Raw records:
*****

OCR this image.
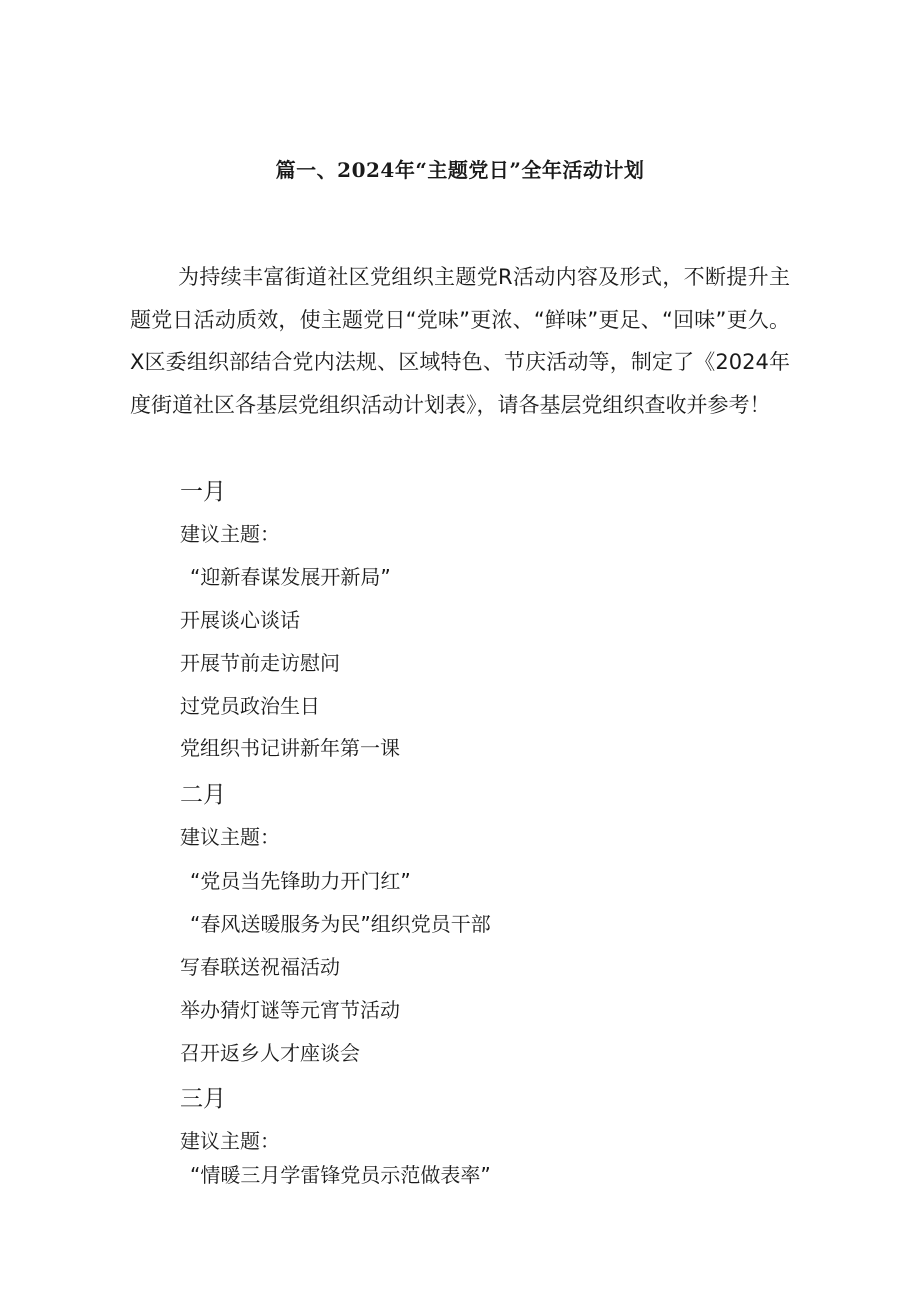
篇一、2024年“主题党日”全年活动计划

为持续丰富街道社区党组织主题党R活动内容及形式，不断提升主题党日活动质效，使主题党日“党味”更浓、“鲜味”更足、“回味”更久。X区委组织部结合党内法规、区域特色、节庆活动等，制定了《2024年度街道社区各基层党组织活动计划表》，请各基层党组织查收并参考！

一月
建议主题：
“迎新春谋发展开新局”
开展谈心谈话
开展节前走访慰问
过党员政治生日
党组织书记讲新年第一课
二月
建议主题：
“党员当先锋助力开门红”
“春风送暖服务为民”组织党员干部
写春联送祝福活动
举办猜灯谜等元宵节活动
召开返乡人才座谈会
三月
建议主题：
“情暖三月学雷锋党员示范做表率”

*****

● **PROBLEM STATEMENT**: Nothing in the entries above should change when they are printed again, except that the pictures are dropped.

● **THE REPLY**:
OCR this image.
篇一、2024年“主题党日”全年活动计划

为持续丰富街道社区党组织主题党R活动内容及形式，不断提升主题党日活动质效，使主题党日“党味”更浓、“鲜味”更足、“回味”更久。X区委组织部结合党内法规、区域特色、节庆活动等，制定了《2024年度街道社区各基层党组织活动计划表》，请各基层党组织查收并参考！

一月
建议主题：
“迎新春谋发展开新局”
开展谈心谈话
开展节前走访慰问
过党员政治生日
党组织书记讲新年第一课
二月
建议主题：
“党员当先锋助力开门红”
“春风送暖服务为民”组织党员干部
写春联送祝福活动
举办猜灯谜等元宵节活动
召开返乡人才座谈会
三月
建议主题：
“情暖三月学雷锋党员示范做表率”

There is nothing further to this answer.